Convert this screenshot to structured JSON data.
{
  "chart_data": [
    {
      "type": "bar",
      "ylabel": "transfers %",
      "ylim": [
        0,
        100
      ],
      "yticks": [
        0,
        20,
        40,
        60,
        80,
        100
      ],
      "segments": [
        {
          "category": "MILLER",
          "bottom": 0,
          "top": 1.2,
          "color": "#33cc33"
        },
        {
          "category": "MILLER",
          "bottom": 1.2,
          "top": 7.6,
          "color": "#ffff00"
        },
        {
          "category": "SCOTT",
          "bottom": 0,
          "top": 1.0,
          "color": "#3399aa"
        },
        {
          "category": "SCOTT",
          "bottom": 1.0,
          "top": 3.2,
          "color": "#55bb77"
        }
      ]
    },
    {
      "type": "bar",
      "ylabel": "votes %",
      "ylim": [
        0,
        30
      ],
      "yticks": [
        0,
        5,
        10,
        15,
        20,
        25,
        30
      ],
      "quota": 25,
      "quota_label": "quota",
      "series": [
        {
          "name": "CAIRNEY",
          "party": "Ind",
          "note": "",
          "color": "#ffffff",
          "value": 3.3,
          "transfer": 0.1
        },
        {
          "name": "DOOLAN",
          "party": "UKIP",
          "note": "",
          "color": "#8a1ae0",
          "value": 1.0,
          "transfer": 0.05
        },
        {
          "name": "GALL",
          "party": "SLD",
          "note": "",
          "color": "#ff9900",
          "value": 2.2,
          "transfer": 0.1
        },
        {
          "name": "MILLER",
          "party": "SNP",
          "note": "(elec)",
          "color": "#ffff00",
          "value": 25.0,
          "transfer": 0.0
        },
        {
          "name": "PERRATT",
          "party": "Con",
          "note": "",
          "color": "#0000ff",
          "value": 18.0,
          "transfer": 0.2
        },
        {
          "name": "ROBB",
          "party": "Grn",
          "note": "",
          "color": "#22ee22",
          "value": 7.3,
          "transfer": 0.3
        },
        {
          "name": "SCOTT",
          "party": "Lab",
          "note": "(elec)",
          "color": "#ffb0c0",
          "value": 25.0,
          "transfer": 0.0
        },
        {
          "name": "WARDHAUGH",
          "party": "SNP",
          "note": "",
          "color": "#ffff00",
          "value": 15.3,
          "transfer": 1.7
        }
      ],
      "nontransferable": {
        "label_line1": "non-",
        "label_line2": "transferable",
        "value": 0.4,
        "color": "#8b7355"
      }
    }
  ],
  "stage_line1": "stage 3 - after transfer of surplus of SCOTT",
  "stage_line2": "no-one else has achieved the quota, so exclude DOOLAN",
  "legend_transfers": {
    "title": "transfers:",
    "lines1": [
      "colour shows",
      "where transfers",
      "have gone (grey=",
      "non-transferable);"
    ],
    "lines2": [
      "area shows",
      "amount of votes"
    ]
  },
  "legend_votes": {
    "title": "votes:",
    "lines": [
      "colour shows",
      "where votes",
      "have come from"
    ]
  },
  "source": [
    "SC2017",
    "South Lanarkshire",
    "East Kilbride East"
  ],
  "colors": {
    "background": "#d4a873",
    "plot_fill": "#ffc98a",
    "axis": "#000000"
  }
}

> **What you should do**
Scan the material above for the string "bottom" and return the lines that hold it.

> **Response below**
          "bottom": 0,
          "bottom": 1.2,
          "bottom": 0,
          "bottom": 1.0,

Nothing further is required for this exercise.